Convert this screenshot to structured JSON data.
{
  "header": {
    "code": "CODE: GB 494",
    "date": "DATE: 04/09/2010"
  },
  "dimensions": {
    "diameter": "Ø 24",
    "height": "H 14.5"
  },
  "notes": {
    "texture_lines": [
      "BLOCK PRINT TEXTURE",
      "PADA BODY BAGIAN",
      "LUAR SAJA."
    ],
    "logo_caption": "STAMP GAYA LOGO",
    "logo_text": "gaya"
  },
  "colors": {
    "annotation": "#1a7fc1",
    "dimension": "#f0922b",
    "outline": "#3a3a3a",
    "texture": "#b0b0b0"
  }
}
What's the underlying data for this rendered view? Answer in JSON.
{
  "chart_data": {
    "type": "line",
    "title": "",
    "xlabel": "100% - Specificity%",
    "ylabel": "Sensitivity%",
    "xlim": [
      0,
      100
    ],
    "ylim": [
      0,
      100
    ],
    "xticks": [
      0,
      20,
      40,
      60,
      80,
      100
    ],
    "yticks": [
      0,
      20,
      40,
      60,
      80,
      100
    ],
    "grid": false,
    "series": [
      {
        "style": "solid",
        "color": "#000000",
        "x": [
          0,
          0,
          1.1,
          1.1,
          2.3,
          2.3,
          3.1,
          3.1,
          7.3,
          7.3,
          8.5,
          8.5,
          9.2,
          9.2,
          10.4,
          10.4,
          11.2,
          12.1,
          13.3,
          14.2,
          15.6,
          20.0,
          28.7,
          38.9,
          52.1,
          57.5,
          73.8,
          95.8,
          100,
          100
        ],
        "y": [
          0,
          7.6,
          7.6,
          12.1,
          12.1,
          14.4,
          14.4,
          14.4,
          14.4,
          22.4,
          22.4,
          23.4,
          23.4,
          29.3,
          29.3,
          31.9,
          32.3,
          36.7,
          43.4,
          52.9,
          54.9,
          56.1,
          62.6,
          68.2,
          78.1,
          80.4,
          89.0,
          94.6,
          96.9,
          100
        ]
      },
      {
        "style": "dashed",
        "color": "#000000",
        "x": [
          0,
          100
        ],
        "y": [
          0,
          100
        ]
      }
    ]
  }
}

==============================

Aim of the exercise
Reproduce the whole listing word for word.

Solution
Convert this screenshot to structured JSON data.
{
  "header": {
    "code": "CODE: GB 494",
    "date": "DATE: 04/09/2010"
  },
  "dimensions": {
    "diameter": "Ø 24",
    "height": "H 14.5"
  },
  "notes": {
    "texture_lines": [
      "BLOCK PRINT TEXTURE",
      "PADA BODY BAGIAN",
      "LUAR SAJA."
    ],
    "logo_caption": "STAMP GAYA LOGO",
    "logo_text": "gaya"
  },
  "colors": {
    "annotation": "#1a7fc1",
    "dimension": "#f0922b",
    "outline": "#3a3a3a",
    "texture": "#b0b0b0"
  }
}
What's the underlying data for this rendered view? Answer in JSON.
{
  "chart_data": {
    "type": "line",
    "title": "",
    "xlabel": "100% - Specificity%",
    "ylabel": "Sensitivity%",
    "xlim": [
      0,
      100
    ],
    "ylim": [
      0,
      100
    ],
    "xticks": [
      0,
      20,
      40,
      60,
      80,
      100
    ],
    "yticks": [
      0,
      20,
      40,
      60,
      80,
      100
    ],
    "grid": false,
    "series": [
      {
        "style": "solid",
        "color": "#000000",
        "x": [
          0,
          0,
          1.1,
          1.1,
          2.3,
          2.3,
          3.1,
          3.1,
          7.3,
          7.3,
          8.5,
          8.5,
          9.2,
          9.2,
          10.4,
          10.4,
          11.2,
          12.1,
          13.3,
          14.2,
          15.6,
          20.0,
          28.7,
          38.9,
          52.1,
          57.5,
          73.8,
          95.8,
          100,
          100
        ],
        "y": [
          0,
          7.6,
          7.6,
          12.1,
          12.1,
          14.4,
          14.4,
          14.4,
          14.4,
          22.4,
          22.4,
          23.4,
          23.4,
          29.3,
          29.3,
          31.9,
          32.3,
          36.7,
          43.4,
          52.9,
          54.9,
          56.1,
          62.6,
          68.2,
          78.1,
          80.4,
          89.0,
          94.6,
          96.9,
          100
        ]
      },
      {
        "style": "dashed",
        "color": "#000000",
        "x": [
          0,
          100
        ],
        "y": [
          0,
          100
        ]
      }
    ]
  }
}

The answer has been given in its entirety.